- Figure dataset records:
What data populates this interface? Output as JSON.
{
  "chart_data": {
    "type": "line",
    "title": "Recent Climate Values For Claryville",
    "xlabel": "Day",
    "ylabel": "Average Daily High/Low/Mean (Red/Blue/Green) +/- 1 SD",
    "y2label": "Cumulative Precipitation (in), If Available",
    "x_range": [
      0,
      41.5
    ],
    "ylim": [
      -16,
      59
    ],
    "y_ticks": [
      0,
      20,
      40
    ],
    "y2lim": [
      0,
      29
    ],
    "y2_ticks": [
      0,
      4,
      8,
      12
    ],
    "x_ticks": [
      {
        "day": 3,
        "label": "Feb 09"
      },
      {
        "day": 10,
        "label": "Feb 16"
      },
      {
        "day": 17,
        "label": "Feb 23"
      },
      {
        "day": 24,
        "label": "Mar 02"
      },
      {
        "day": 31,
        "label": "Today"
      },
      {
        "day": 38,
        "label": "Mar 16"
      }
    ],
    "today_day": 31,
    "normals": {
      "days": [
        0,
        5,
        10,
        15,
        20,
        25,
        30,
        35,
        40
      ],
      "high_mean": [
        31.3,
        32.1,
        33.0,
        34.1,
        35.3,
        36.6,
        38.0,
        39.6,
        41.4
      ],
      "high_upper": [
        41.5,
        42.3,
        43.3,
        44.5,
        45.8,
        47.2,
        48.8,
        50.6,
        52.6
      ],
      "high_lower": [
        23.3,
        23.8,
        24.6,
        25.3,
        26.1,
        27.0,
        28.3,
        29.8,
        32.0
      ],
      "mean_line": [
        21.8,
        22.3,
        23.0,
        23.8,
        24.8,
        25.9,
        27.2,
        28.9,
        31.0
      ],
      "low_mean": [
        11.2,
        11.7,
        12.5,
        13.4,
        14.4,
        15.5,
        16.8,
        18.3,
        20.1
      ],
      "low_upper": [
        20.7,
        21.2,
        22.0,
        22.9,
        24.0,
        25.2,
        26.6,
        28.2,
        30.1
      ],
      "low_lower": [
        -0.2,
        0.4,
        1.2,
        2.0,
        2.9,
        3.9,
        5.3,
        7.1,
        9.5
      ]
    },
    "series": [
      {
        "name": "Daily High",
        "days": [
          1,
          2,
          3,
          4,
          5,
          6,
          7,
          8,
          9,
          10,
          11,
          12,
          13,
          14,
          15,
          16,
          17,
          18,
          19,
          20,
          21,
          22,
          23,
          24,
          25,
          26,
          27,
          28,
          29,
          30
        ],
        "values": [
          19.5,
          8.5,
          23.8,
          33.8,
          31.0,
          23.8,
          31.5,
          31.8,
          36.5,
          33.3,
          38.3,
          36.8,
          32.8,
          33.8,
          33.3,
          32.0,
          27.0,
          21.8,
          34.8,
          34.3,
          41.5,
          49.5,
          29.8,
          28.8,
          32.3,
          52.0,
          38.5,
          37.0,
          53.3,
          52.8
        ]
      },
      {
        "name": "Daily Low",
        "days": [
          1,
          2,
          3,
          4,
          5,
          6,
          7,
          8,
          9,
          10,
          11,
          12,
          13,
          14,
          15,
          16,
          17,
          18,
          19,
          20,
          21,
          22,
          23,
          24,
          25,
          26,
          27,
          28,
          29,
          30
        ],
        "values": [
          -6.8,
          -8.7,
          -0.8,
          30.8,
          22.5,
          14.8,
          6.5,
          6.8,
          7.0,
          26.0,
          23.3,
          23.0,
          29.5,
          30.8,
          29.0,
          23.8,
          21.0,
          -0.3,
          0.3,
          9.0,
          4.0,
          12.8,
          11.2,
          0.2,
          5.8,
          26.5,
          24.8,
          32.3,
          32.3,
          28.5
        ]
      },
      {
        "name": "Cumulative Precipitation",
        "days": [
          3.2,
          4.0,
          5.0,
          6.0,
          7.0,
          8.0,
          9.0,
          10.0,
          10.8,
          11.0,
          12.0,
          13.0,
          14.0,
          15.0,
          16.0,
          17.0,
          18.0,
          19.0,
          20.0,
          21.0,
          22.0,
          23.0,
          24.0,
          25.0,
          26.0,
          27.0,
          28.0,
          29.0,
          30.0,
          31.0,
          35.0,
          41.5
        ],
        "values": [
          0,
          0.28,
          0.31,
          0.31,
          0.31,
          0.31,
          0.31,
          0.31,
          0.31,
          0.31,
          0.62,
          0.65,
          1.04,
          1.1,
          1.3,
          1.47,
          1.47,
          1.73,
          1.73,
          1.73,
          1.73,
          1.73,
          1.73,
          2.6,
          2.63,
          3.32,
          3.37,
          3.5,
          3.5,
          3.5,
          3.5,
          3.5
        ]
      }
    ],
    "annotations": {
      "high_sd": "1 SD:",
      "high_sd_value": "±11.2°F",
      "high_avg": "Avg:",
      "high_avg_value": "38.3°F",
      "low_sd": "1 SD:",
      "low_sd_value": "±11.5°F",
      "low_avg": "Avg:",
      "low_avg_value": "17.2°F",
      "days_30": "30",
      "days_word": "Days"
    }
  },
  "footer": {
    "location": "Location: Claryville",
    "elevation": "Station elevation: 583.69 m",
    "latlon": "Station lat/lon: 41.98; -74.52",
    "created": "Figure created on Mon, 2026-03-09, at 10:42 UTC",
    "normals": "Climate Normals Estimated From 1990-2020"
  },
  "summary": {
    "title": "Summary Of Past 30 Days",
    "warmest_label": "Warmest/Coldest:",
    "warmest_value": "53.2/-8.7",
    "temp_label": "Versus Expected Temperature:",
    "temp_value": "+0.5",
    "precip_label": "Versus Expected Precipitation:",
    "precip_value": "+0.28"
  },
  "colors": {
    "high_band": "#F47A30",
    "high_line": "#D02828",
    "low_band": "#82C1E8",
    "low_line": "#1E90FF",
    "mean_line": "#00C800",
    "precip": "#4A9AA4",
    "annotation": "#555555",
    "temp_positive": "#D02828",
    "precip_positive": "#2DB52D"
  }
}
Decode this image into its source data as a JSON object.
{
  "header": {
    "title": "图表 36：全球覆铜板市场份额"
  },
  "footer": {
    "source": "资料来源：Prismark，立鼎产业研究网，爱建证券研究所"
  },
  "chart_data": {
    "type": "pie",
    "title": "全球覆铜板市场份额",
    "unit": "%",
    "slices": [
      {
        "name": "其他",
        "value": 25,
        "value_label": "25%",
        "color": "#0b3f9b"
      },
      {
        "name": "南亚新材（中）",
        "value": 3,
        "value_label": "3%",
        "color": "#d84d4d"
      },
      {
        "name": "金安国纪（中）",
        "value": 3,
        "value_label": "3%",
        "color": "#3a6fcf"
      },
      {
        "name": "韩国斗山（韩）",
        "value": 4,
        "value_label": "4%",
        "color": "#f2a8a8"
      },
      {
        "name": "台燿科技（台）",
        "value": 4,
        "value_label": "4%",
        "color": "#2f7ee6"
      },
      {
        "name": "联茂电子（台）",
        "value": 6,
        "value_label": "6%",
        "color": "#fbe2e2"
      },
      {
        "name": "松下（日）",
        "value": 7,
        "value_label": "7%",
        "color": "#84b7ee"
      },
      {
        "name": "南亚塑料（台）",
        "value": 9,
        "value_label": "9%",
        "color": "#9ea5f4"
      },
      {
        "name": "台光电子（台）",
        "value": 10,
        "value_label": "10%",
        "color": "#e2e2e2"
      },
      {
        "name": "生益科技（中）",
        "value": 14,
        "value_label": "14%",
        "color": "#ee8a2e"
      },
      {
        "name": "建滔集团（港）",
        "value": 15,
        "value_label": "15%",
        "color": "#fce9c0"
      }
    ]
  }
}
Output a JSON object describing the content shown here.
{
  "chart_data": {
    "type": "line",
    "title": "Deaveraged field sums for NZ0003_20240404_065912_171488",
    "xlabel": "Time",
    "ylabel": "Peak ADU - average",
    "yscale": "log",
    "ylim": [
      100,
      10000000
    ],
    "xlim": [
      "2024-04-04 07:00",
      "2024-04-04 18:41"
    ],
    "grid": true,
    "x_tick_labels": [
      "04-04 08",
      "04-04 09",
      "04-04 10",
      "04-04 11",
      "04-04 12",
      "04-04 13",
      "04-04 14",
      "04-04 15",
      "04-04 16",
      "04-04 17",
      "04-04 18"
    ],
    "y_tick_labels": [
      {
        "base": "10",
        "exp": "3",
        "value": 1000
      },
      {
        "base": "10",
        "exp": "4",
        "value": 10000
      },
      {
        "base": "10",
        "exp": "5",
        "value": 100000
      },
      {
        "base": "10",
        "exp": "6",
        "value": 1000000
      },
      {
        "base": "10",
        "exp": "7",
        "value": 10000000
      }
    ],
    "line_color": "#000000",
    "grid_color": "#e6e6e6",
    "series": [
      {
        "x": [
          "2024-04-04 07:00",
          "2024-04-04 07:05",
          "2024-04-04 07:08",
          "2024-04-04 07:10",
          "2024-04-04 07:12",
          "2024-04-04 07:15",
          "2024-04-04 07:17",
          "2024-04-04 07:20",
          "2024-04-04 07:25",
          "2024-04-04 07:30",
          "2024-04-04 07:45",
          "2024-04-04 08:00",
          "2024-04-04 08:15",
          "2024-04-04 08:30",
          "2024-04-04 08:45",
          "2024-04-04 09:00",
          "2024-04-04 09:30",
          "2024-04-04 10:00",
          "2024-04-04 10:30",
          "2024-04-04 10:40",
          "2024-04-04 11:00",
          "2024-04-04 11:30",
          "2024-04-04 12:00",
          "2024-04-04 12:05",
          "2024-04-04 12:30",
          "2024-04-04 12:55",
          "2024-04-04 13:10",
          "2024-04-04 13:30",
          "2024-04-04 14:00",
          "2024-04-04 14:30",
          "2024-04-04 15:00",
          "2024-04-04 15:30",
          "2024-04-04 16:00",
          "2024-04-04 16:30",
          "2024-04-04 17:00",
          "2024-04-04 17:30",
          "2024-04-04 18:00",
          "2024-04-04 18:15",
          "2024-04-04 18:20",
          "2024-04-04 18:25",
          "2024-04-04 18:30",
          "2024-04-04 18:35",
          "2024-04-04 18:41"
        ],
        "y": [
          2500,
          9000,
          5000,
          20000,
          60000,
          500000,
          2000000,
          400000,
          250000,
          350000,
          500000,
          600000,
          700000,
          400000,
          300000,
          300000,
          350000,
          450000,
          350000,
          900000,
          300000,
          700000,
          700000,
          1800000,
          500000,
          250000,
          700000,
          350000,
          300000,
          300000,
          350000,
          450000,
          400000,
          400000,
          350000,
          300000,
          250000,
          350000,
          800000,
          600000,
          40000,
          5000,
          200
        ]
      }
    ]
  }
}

- Short exercise: Locate each line with the word "Output" and copy it.

- Reply to the exercise:
What data populates this interface? Output as JSON.
Output a JSON object describing the content shown here.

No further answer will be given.